* [SHORT EXERCISE]
Copy every line that holds "color".

* [PROVIDED INFORMATION]

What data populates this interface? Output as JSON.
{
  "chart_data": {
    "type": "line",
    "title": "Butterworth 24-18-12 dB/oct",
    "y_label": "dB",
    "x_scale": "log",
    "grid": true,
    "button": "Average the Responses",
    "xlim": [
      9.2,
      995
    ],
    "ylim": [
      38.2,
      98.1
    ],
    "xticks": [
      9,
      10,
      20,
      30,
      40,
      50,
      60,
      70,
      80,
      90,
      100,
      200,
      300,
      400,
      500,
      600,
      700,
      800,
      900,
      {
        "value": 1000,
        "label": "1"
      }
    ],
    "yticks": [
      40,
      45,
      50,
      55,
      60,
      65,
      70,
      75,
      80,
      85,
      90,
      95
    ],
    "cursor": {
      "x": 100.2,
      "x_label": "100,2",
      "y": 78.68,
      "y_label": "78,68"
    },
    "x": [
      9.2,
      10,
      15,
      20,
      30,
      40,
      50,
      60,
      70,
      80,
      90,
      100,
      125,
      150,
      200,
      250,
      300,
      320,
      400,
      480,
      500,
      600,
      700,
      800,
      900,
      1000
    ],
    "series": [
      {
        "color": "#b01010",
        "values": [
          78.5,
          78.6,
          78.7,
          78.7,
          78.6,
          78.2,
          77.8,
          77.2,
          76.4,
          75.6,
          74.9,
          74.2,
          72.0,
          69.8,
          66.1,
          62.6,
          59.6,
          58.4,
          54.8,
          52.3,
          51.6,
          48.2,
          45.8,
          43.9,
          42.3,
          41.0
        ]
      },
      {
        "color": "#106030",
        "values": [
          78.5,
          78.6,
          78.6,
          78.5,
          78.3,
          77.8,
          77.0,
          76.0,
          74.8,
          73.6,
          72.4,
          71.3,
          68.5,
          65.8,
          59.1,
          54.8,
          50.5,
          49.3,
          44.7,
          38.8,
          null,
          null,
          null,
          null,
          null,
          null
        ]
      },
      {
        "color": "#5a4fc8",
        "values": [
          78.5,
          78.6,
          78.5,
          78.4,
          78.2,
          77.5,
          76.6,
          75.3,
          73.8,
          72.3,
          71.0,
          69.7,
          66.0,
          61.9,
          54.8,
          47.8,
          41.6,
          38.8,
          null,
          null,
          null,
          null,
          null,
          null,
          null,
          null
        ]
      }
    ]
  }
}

* [REPLY]
        "color": "#b01010",
        "color": "#106030",
        "color": "#5a4fc8",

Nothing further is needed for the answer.